-- Start AVAILABLE DATA --
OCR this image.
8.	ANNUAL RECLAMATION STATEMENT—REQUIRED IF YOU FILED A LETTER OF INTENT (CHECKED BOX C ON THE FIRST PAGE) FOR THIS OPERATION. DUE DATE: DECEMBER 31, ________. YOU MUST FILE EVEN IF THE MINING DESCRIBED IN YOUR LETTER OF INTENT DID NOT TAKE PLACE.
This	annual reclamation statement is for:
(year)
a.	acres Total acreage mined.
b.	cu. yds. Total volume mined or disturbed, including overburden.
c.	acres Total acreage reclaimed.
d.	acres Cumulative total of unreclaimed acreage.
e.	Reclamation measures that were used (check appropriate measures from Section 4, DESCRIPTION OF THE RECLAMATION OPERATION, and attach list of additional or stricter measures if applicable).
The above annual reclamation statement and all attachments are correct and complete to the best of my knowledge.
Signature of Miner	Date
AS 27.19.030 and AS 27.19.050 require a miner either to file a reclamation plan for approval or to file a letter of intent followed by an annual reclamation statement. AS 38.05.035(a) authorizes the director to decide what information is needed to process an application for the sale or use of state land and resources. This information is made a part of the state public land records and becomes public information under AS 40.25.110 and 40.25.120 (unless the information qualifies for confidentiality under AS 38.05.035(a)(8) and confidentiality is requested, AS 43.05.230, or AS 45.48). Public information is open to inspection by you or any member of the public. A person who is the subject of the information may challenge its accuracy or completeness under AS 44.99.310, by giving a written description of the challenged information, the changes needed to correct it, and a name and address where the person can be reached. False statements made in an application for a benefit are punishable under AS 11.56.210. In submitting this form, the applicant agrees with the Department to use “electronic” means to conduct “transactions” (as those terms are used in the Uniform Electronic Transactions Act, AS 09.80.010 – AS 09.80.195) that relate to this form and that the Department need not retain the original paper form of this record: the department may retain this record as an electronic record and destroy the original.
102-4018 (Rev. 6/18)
-- End AVAILABLE DATA --
GIVEN REQUEST.
Extract the complete data, matching each line exactly.

ANSWER TO THIS EXERCISE.
OCR this image.
8.	ANNUAL RECLAMATION STATEMENT—REQUIRED IF YOU FILED A LETTER OF INTENT (CHECKED BOX C ON THE FIRST PAGE) FOR THIS OPERATION. DUE DATE: DECEMBER 31, ________. YOU MUST FILE EVEN IF THE MINING DESCRIBED IN YOUR LETTER OF INTENT DID NOT TAKE PLACE.
This	annual reclamation statement is for:
(year)
a.	acres Total acreage mined.
b.	cu. yds. Total volume mined or disturbed, including overburden.
c.	acres Total acreage reclaimed.
d.	acres Cumulative total of unreclaimed acreage.
e.	Reclamation measures that were used (check appropriate measures from Section 4, DESCRIPTION OF THE RECLAMATION OPERATION, and attach list of additional or stricter measures if applicable).
The above annual reclamation statement and all attachments are correct and complete to the best of my knowledge.
Signature of Miner	Date
AS 27.19.030 and AS 27.19.050 require a miner either to file a reclamation plan for approval or to file a letter of intent followed by an annual reclamation statement. AS 38.05.035(a) authorizes the director to decide what information is needed to process an application for the sale or use of state land and resources. This information is made a part of the state public land records and becomes public information under AS 40.25.110 and 40.25.120 (unless the information qualifies for confidentiality under AS 38.05.035(a)(8) and confidentiality is requested, AS 43.05.230, or AS 45.48). Public information is open to inspection by you or any member of the public. A person who is the subject of the information may challenge its accuracy or completeness under AS 44.99.310, by giving a written description of the challenged information, the changes needed to correct it, and a name and address where the person can be reached. False statements made in an application for a benefit are punishable under AS 11.56.210. In submitting this form, the applicant agrees with the Department to use “electronic” means to conduct “transactions” (as those terms are used in the Uniform Electronic Transactions Act, AS 09.80.010 – AS 09.80.195) that relate to this form and that the Department need not retain the original paper form of this record: the department may retain this record as an electronic record and destroy the original.
102-4018 (Rev. 6/18)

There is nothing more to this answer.